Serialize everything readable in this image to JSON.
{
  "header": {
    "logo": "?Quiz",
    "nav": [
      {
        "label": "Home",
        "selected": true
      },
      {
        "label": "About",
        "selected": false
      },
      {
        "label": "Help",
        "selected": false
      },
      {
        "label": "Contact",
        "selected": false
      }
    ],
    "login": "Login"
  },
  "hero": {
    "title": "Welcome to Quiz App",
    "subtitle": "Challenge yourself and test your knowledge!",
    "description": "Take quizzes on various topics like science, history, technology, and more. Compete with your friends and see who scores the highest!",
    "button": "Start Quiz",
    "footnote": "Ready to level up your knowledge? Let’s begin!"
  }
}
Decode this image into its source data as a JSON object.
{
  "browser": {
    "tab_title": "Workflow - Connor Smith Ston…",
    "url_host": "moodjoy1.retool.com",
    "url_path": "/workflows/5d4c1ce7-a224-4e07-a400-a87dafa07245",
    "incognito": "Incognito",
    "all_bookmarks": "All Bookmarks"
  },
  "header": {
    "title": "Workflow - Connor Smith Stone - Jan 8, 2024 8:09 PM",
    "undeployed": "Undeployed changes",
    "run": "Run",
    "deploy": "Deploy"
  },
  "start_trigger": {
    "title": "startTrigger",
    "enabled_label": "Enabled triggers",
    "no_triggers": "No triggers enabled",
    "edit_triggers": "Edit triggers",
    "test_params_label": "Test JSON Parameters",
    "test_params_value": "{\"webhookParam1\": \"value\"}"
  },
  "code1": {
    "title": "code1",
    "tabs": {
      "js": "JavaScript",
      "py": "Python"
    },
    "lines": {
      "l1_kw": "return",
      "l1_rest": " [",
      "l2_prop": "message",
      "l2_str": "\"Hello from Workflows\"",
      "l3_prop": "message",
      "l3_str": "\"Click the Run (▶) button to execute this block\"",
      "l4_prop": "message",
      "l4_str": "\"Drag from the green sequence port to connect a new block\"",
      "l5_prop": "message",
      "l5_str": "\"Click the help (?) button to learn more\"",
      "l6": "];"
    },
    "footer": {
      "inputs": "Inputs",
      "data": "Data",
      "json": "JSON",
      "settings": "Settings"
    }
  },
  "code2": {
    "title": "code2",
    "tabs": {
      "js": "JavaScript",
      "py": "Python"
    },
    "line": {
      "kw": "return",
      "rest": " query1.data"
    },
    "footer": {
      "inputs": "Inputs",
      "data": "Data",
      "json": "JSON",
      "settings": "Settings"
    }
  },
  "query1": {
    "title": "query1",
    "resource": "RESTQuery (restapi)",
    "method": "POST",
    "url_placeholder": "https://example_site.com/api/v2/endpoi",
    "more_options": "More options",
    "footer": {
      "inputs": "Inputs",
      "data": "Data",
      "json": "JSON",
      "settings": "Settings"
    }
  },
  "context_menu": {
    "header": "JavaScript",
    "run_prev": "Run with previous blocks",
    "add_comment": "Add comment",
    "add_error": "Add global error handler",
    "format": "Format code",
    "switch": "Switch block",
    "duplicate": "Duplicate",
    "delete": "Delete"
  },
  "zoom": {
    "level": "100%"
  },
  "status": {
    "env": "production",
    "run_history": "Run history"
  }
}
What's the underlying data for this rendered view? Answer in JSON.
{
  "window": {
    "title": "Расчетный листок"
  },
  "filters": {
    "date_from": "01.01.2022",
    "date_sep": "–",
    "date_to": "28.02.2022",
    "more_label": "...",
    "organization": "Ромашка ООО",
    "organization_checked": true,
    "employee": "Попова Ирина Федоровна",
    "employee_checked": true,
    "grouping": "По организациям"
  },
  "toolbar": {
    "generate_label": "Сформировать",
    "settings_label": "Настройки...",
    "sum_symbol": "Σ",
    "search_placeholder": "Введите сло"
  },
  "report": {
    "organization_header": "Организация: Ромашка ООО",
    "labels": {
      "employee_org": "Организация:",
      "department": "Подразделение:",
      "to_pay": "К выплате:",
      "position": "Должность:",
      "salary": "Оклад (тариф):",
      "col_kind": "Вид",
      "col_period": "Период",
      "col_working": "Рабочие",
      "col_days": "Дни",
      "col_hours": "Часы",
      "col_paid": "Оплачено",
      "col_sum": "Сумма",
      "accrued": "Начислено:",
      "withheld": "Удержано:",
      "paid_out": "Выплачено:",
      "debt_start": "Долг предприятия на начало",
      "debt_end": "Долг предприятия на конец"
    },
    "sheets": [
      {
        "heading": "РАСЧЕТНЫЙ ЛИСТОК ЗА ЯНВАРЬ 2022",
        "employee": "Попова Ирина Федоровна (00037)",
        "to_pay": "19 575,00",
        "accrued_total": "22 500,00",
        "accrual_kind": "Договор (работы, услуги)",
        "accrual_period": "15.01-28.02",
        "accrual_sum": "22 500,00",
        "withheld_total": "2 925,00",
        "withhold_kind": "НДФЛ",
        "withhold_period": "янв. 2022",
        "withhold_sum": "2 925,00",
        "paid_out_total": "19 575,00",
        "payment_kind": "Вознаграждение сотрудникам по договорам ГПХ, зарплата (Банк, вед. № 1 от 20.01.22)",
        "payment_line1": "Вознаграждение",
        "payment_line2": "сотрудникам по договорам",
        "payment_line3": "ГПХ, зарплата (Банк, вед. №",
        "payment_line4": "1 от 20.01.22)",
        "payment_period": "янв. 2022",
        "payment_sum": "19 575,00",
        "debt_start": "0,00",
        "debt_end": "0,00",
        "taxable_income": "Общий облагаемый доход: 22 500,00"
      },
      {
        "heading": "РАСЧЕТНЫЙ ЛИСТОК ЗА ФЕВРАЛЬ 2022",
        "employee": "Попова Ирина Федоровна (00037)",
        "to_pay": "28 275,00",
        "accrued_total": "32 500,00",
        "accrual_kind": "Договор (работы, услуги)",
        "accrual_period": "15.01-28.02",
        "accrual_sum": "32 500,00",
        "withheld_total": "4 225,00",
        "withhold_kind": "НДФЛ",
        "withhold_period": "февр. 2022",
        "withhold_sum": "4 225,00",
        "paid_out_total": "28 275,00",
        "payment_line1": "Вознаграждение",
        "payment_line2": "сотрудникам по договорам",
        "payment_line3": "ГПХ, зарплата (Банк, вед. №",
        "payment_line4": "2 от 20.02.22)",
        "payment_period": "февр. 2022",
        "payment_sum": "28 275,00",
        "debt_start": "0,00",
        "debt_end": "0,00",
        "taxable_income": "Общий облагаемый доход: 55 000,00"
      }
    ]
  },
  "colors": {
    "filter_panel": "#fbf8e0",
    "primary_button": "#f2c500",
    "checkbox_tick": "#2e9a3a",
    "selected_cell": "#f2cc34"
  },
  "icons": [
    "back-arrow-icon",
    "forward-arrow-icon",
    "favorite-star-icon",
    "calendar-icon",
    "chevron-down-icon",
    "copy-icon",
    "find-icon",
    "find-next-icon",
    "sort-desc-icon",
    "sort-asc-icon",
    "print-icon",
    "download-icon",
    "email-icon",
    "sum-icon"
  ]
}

● ● ●

#### OBJECTIVE
Wherever a line in the data above holds "Click", copy that line.

#### ANSWER BELOW
      "l3_str": "\"Click the Run (▶) button to execute this block\"",
      "l5_str": "\"Click the help (?) button to learn more\"",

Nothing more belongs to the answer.